Records for processing
▬▬▬▬▬▬▬▬▬▬

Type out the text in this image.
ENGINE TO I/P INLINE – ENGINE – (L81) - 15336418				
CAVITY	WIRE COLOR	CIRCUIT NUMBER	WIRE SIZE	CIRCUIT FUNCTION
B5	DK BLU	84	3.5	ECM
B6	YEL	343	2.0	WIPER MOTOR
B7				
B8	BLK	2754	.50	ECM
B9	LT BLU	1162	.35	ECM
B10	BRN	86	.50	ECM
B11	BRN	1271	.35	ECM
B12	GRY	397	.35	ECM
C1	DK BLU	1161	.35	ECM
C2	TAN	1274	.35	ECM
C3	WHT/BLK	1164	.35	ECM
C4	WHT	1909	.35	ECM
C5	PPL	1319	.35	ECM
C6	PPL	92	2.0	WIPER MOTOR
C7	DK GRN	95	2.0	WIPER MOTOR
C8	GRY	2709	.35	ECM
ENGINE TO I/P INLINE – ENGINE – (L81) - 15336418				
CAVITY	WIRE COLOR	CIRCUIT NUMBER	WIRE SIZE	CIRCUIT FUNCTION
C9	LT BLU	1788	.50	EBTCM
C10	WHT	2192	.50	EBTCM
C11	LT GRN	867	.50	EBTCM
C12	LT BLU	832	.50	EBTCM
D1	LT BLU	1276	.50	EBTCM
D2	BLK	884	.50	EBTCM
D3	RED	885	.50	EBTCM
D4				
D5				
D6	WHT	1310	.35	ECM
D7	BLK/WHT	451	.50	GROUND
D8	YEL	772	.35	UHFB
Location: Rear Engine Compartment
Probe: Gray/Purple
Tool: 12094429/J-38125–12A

▬▬▬▬▬▬▬▬▬▬

Problem to work on
Take the data above and return it exactly.

Result of the exercise
Type out the text in this image.
ENGINE TO I/P INLINE – ENGINE – (L81) - 15336418				
CAVITY	WIRE COLOR	CIRCUIT NUMBER	WIRE SIZE	CIRCUIT FUNCTION
B5	DK BLU	84	3.5	ECM
B6	YEL	343	2.0	WIPER MOTOR
B7				
B8	BLK	2754	.50	ECM
B9	LT BLU	1162	.35	ECM
B10	BRN	86	.50	ECM
B11	BRN	1271	.35	ECM
B12	GRY	397	.35	ECM
C1	DK BLU	1161	.35	ECM
C2	TAN	1274	.35	ECM
C3	WHT/BLK	1164	.35	ECM
C4	WHT	1909	.35	ECM
C5	PPL	1319	.35	ECM
C6	PPL	92	2.0	WIPER MOTOR
C7	DK GRN	95	2.0	WIPER MOTOR
C8	GRY	2709	.35	ECM
ENGINE TO I/P INLINE – ENGINE – (L81) - 15336418				
CAVITY	WIRE COLOR	CIRCUIT NUMBER	WIRE SIZE	CIRCUIT FUNCTION
C9	LT BLU	1788	.50	EBTCM
C10	WHT	2192	.50	EBTCM
C11	LT GRN	867	.50	EBTCM
C12	LT BLU	832	.50	EBTCM
D1	LT BLU	1276	.50	EBTCM
D2	BLK	884	.50	EBTCM
D3	RED	885	.50	EBTCM
D4				
D5				
D6	WHT	1310	.35	ECM
D7	BLK/WHT	451	.50	GROUND
D8	YEL	772	.35	UHFB
Location: Rear Engine Compartment
Probe: Gray/Purple
Tool: 12094429/J-38125–12A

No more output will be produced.